[Dataset entries on figures]
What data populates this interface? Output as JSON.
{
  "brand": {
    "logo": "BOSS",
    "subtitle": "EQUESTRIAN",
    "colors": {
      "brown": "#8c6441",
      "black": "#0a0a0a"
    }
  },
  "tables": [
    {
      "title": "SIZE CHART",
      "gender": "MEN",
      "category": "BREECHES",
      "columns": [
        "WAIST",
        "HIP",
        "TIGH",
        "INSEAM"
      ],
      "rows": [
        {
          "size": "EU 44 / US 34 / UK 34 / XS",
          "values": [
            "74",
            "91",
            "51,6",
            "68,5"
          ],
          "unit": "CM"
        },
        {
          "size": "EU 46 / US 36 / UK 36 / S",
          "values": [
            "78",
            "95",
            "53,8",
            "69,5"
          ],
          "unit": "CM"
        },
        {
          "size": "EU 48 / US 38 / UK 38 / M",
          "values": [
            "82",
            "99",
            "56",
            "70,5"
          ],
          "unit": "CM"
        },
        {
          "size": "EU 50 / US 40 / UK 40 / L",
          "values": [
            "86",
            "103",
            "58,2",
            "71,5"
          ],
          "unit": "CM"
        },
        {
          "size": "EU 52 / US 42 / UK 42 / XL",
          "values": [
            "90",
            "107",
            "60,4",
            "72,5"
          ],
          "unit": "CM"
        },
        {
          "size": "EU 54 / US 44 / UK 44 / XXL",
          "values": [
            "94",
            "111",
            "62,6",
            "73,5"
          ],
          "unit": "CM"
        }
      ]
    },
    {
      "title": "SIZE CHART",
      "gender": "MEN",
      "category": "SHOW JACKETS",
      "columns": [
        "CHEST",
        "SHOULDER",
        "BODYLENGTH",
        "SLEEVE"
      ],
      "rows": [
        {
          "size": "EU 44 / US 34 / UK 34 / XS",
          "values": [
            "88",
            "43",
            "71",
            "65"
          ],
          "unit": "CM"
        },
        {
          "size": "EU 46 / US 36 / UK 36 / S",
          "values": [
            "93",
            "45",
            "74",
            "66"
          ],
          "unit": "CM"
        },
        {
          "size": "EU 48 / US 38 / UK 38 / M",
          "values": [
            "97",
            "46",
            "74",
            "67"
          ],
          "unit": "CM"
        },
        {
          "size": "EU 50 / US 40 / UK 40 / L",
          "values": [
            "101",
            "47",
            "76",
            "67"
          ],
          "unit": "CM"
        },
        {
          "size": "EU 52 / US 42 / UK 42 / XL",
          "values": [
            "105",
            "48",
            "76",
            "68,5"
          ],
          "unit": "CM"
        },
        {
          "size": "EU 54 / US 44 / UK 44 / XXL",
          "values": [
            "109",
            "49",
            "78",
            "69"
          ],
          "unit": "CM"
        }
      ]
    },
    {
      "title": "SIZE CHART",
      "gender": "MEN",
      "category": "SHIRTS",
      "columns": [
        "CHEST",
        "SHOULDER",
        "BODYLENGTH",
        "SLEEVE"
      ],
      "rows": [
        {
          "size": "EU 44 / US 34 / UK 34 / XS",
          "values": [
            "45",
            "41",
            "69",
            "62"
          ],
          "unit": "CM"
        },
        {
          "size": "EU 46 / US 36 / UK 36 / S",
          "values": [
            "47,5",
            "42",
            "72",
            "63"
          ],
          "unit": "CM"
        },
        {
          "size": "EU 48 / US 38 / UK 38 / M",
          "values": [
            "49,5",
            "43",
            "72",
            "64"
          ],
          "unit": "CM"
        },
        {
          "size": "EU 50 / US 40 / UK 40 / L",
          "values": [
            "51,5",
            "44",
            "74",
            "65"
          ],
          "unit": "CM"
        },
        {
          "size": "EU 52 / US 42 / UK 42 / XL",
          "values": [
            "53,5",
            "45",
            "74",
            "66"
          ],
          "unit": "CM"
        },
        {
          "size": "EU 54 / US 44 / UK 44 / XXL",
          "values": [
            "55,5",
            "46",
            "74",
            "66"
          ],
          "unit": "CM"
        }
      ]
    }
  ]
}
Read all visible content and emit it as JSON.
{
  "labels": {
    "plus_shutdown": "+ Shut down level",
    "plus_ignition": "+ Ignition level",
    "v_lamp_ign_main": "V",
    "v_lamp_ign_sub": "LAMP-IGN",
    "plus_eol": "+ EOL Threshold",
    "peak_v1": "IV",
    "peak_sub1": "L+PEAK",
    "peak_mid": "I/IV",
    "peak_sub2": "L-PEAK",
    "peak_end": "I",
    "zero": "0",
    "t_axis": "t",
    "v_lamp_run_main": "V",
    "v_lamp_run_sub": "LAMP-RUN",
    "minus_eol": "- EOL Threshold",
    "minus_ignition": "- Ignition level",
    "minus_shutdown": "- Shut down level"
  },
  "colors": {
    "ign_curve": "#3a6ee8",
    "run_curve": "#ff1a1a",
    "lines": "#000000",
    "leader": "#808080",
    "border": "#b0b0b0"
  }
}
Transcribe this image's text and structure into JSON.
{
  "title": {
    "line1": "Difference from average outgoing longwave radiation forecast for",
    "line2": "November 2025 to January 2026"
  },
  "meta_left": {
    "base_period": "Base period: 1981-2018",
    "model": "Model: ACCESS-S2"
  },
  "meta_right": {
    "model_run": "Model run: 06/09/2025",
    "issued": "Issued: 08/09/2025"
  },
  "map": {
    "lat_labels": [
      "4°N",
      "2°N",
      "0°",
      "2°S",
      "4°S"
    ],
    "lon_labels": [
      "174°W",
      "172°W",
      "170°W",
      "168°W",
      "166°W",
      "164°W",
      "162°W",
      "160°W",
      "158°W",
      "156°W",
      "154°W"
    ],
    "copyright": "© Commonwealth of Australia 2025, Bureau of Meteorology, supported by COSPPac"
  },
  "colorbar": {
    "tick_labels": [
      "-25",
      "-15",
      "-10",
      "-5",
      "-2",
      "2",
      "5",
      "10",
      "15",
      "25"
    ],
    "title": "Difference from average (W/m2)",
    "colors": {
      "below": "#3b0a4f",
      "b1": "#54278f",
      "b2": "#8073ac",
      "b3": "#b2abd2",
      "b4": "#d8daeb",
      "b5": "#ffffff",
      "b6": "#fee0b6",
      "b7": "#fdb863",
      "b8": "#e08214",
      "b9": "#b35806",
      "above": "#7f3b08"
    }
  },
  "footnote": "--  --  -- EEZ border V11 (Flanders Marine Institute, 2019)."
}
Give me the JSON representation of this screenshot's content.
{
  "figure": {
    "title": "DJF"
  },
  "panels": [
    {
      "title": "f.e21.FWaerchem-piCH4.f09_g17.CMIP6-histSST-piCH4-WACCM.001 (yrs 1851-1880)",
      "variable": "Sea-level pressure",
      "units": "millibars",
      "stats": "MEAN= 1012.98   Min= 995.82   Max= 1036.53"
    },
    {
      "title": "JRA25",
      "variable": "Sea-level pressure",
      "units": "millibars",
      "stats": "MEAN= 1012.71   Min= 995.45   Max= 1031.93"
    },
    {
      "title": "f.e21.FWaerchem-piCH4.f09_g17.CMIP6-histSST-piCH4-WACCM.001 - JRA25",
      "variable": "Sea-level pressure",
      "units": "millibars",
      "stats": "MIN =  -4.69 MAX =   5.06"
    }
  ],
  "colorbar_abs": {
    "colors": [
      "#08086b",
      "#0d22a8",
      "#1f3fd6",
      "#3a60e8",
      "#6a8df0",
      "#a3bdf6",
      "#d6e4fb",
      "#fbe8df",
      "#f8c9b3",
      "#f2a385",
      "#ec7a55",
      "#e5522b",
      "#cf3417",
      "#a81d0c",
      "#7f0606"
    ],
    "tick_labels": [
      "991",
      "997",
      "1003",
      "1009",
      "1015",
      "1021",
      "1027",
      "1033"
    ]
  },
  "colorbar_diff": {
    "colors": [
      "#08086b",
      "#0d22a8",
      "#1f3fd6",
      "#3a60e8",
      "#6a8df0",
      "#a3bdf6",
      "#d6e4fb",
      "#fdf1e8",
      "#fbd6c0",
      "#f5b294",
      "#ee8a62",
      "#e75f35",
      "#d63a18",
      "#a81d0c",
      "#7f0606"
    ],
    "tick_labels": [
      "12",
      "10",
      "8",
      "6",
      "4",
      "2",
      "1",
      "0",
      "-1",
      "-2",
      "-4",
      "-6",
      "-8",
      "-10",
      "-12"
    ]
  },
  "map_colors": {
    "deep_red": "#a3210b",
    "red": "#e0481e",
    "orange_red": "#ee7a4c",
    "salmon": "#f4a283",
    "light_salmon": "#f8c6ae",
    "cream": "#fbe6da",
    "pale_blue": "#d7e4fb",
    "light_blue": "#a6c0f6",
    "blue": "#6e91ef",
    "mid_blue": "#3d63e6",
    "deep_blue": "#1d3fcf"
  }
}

Stated task:
Gather every line from the listing above in which "stats" appears, and copy those lines.

Task answer:
      "stats": "MEAN= 1012.98   Min= 995.82   Max= 1036.53"
      "stats": "MEAN= 1012.71   Min= 995.45   Max= 1031.93"
      "stats": "MIN =  -4.69 MAX =   5.06"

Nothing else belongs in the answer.